## RECORDED INFORMATION
==================================================
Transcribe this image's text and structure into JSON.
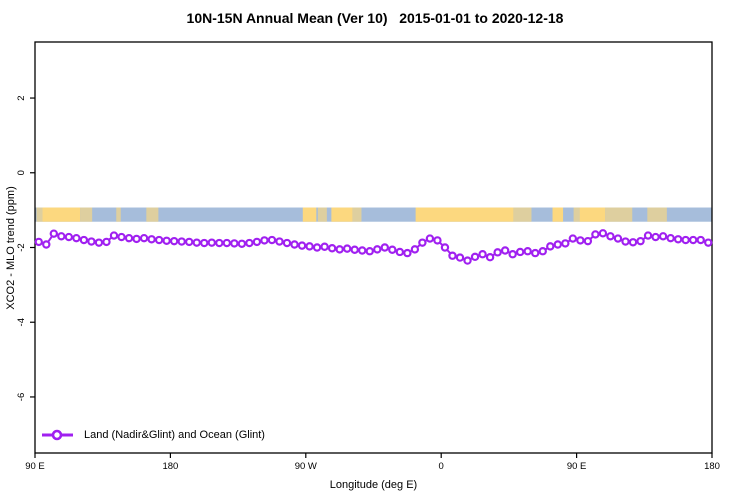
{
  "title": "10N-15N Annual Mean (Ver 10)   2015-01-01 to 2020-12-18",
  "chart_data": {
    "type": "line",
    "title": "10N-15N Annual Mean (Ver 10)   2015-01-01 to 2020-12-18",
    "xlabel": "Longitude (deg E)",
    "ylabel": "XCO2 - MLO trend (ppm)",
    "xlim": [
      90,
      540
    ],
    "ylim": [
      -7.5,
      3.5
    ],
    "grid": false,
    "x_ticks": [
      {
        "value": 90,
        "label": "90 E"
      },
      {
        "value": 180,
        "label": "180"
      },
      {
        "value": 270,
        "label": "90 W"
      },
      {
        "value": 360,
        "label": "0"
      },
      {
        "value": 450,
        "label": "90 E"
      },
      {
        "value": 540,
        "label": "180"
      }
    ],
    "y_ticks": [
      {
        "value": 2,
        "label": "2"
      },
      {
        "value": 0,
        "label": "0"
      },
      {
        "value": -2,
        "label": "-2"
      },
      {
        "value": -4,
        "label": "-4"
      },
      {
        "value": -6,
        "label": "-6"
      }
    ],
    "legend": {
      "position": "bottom-left",
      "label": "Land (Nadir&Glint) and Ocean (Glint)",
      "symbol": "line-with-open-circle",
      "color": "#A020F0"
    },
    "map_band": {
      "description": "10N-15N latitude strip map: ocean blue, land yellow",
      "value_range": [
        -1.31,
        -0.93
      ],
      "ocean_color": "#A6BDDB",
      "land_color": "#FCD87F",
      "land_patches": [
        {
          "lon": [
            91,
            95
          ],
          "style": "speckled"
        },
        {
          "lon": [
            95,
            120
          ],
          "style": "solid"
        },
        {
          "lon": [
            120,
            128
          ],
          "style": "speckled"
        },
        {
          "lon": [
            144,
            147
          ],
          "style": "speckled"
        },
        {
          "lon": [
            164,
            172
          ],
          "style": "speckled"
        },
        {
          "lon": [
            268,
            277
          ],
          "style": "solid"
        },
        {
          "lon": [
            278,
            284
          ],
          "style": "speckled"
        },
        {
          "lon": [
            287,
            301
          ],
          "style": "solid"
        },
        {
          "lon": [
            301,
            307
          ],
          "style": "speckled"
        },
        {
          "lon": [
            343,
            408
          ],
          "style": "solid"
        },
        {
          "lon": [
            408,
            420
          ],
          "style": "speckled"
        },
        {
          "lon": [
            434,
            441
          ],
          "style": "solid"
        },
        {
          "lon": [
            448,
            452
          ],
          "style": "speckled"
        },
        {
          "lon": [
            452,
            469
          ],
          "style": "solid"
        },
        {
          "lon": [
            469,
            487
          ],
          "style": "speckled"
        },
        {
          "lon": [
            497,
            510
          ],
          "style": "speckled"
        }
      ]
    },
    "series": [
      {
        "name": "Land (Nadir&Glint) and Ocean (Glint)",
        "color": "#A020F0",
        "marker": "open-circle",
        "x": [
          92.5,
          97.5,
          102.5,
          107.5,
          112.5,
          117.5,
          122.5,
          127.5,
          132.5,
          137.5,
          142.5,
          147.5,
          152.5,
          157.5,
          162.5,
          167.5,
          172.5,
          177.5,
          182.5,
          187.5,
          192.5,
          197.5,
          202.5,
          207.5,
          212.5,
          217.5,
          222.5,
          227.5,
          232.5,
          237.5,
          242.5,
          247.5,
          252.5,
          257.5,
          262.5,
          267.5,
          272.5,
          277.5,
          282.5,
          287.5,
          292.5,
          297.5,
          302.5,
          307.5,
          312.5,
          317.5,
          322.5,
          327.5,
          332.5,
          337.5,
          342.5,
          347.5,
          352.5,
          357.5,
          362.5,
          367.5,
          372.5,
          377.5,
          382.5,
          387.5,
          392.5,
          397.5,
          402.5,
          407.5,
          412.5,
          417.5,
          422.5,
          427.5,
          432.5,
          437.5,
          442.5,
          447.5,
          452.5,
          457.5,
          462.5,
          467.5,
          472.5,
          477.5,
          482.5,
          487.5,
          492.5,
          497.5,
          502.5,
          507.5,
          512.5,
          517.5,
          522.5,
          527.5,
          532.5,
          537.5
        ],
        "y": [
          -1.85,
          -1.92,
          -1.63,
          -1.7,
          -1.72,
          -1.75,
          -1.8,
          -1.84,
          -1.87,
          -1.85,
          -1.68,
          -1.72,
          -1.75,
          -1.77,
          -1.75,
          -1.78,
          -1.8,
          -1.82,
          -1.83,
          -1.84,
          -1.85,
          -1.87,
          -1.88,
          -1.87,
          -1.88,
          -1.88,
          -1.89,
          -1.9,
          -1.88,
          -1.85,
          -1.81,
          -1.8,
          -1.84,
          -1.88,
          -1.92,
          -1.95,
          -1.97,
          -2.0,
          -1.98,
          -2.02,
          -2.05,
          -2.03,
          -2.06,
          -2.08,
          -2.1,
          -2.05,
          -2.0,
          -2.06,
          -2.12,
          -2.15,
          -2.05,
          -1.87,
          -1.76,
          -1.81,
          -2.0,
          -2.22,
          -2.27,
          -2.35,
          -2.25,
          -2.18,
          -2.26,
          -2.13,
          -2.08,
          -2.18,
          -2.12,
          -2.1,
          -2.15,
          -2.1,
          -1.97,
          -1.92,
          -1.89,
          -1.76,
          -1.81,
          -1.83,
          -1.65,
          -1.62,
          -1.7,
          -1.76,
          -1.84,
          -1.86,
          -1.83,
          -1.68,
          -1.72,
          -1.7,
          -1.75,
          -1.78,
          -1.8,
          -1.8,
          -1.8,
          -1.87
        ]
      }
    ]
  },
  "colors": {
    "axis": "#000000",
    "background": "#ffffff",
    "series": "#A020F0",
    "ocean": "#A6BDDB",
    "land": "#FCD87F"
  }
}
==================================================
## SET PROBLEM
The records above need to be given again exactly. Omit the pictures.

## EXERCISE RESULT
Transcribe this image's text and structure into JSON.
{
  "title": "10N-15N Annual Mean (Ver 10)   2015-01-01 to 2020-12-18",
  "chart_data": {
    "type": "line",
    "title": "10N-15N Annual Mean (Ver 10)   2015-01-01 to 2020-12-18",
    "xlabel": "Longitude (deg E)",
    "ylabel": "XCO2 - MLO trend (ppm)",
    "xlim": [
      90,
      540
    ],
    "ylim": [
      -7.5,
      3.5
    ],
    "grid": false,
    "x_ticks": [
      {
        "value": 90,
        "label": "90 E"
      },
      {
        "value": 180,
        "label": "180"
      },
      {
        "value": 270,
        "label": "90 W"
      },
      {
        "value": 360,
        "label": "0"
      },
      {
        "value": 450,
        "label": "90 E"
      },
      {
        "value": 540,
        "label": "180"
      }
    ],
    "y_ticks": [
      {
        "value": 2,
        "label": "2"
      },
      {
        "value": 0,
        "label": "0"
      },
      {
        "value": -2,
        "label": "-2"
      },
      {
        "value": -4,
        "label": "-4"
      },
      {
        "value": -6,
        "label": "-6"
      }
    ],
    "legend": {
      "position": "bottom-left",
      "label": "Land (Nadir&Glint) and Ocean (Glint)",
      "symbol": "line-with-open-circle",
      "color": "#A020F0"
    },
    "map_band": {
      "description": "10N-15N latitude strip map: ocean blue, land yellow",
      "value_range": [
        -1.31,
        -0.93
      ],
      "ocean_color": "#A6BDDB",
      "land_color": "#FCD87F",
      "land_patches": [
        {
          "lon": [
            91,
            95
          ],
          "style": "speckled"
        },
        {
          "lon": [
            95,
            120
          ],
          "style": "solid"
        },
        {
          "lon": [
            120,
            128
          ],
          "style": "speckled"
        },
        {
          "lon": [
            144,
            147
          ],
          "style": "speckled"
        },
        {
          "lon": [
            164,
            172
          ],
          "style": "speckled"
        },
        {
          "lon": [
            268,
            277
          ],
          "style": "solid"
        },
        {
          "lon": [
            278,
            284
          ],
          "style": "speckled"
        },
        {
          "lon": [
            287,
            301
          ],
          "style": "solid"
        },
        {
          "lon": [
            301,
            307
          ],
          "style": "speckled"
        },
        {
          "lon": [
            343,
            408
          ],
          "style": "solid"
        },
        {
          "lon": [
            408,
            420
          ],
          "style": "speckled"
        },
        {
          "lon": [
            434,
            441
          ],
          "style": "solid"
        },
        {
          "lon": [
            448,
            452
          ],
          "style": "speckled"
        },
        {
          "lon": [
            452,
            469
          ],
          "style": "solid"
        },
        {
          "lon": [
            469,
            487
          ],
          "style": "speckled"
        },
        {
          "lon": [
            497,
            510
          ],
          "style": "speckled"
        }
      ]
    },
    "series": [
      {
        "name": "Land (Nadir&Glint) and Ocean (Glint)",
        "color": "#A020F0",
        "marker": "open-circle",
        "x": [
          92.5,
          97.5,
          102.5,
          107.5,
          112.5,
          117.5,
          122.5,
          127.5,
          132.5,
          137.5,
          142.5,
          147.5,
          152.5,
          157.5,
          162.5,
          167.5,
          172.5,
          177.5,
          182.5,
          187.5,
          192.5,
          197.5,
          202.5,
          207.5,
          212.5,
          217.5,
          222.5,
          227.5,
          232.5,
          237.5,
          242.5,
          247.5,
          252.5,
          257.5,
          262.5,
          267.5,
          272.5,
          277.5,
          282.5,
          287.5,
          292.5,
          297.5,
          302.5,
          307.5,
          312.5,
          317.5,
          322.5,
          327.5,
          332.5,
          337.5,
          342.5,
          347.5,
          352.5,
          357.5,
          362.5,
          367.5,
          372.5,
          377.5,
          382.5,
          387.5,
          392.5,
          397.5,
          402.5,
          407.5,
          412.5,
          417.5,
          422.5,
          427.5,
          432.5,
          437.5,
          442.5,
          447.5,
          452.5,
          457.5,
          462.5,
          467.5,
          472.5,
          477.5,
          482.5,
          487.5,
          492.5,
          497.5,
          502.5,
          507.5,
          512.5,
          517.5,
          522.5,
          527.5,
          532.5,
          537.5
        ],
        "y": [
          -1.85,
          -1.92,
          -1.63,
          -1.7,
          -1.72,
          -1.75,
          -1.8,
          -1.84,
          -1.87,
          -1.85,
          -1.68,
          -1.72,
          -1.75,
          -1.77,
          -1.75,
          -1.78,
          -1.8,
          -1.82,
          -1.83,
          -1.84,
          -1.85,
          -1.87,
          -1.88,
          -1.87,
          -1.88,
          -1.88,
          -1.89,
          -1.9,
          -1.88,
          -1.85,
          -1.81,
          -1.8,
          -1.84,
          -1.88,
          -1.92,
          -1.95,
          -1.97,
          -2.0,
          -1.98,
          -2.02,
          -2.05,
          -2.03,
          -2.06,
          -2.08,
          -2.1,
          -2.05,
          -2.0,
          -2.06,
          -2.12,
          -2.15,
          -2.05,
          -1.87,
          -1.76,
          -1.81,
          -2.0,
          -2.22,
          -2.27,
          -2.35,
          -2.25,
          -2.18,
          -2.26,
          -2.13,
          -2.08,
          -2.18,
          -2.12,
          -2.1,
          -2.15,
          -2.1,
          -1.97,
          -1.92,
          -1.89,
          -1.76,
          -1.81,
          -1.83,
          -1.65,
          -1.62,
          -1.7,
          -1.76,
          -1.84,
          -1.86,
          -1.83,
          -1.68,
          -1.72,
          -1.7,
          -1.75,
          -1.78,
          -1.8,
          -1.8,
          -1.8,
          -1.87
        ]
      }
    ]
  },
  "colors": {
    "axis": "#000000",
    "background": "#ffffff",
    "series": "#A020F0",
    "ocean": "#A6BDDB",
    "land": "#FCD87F"
  }
}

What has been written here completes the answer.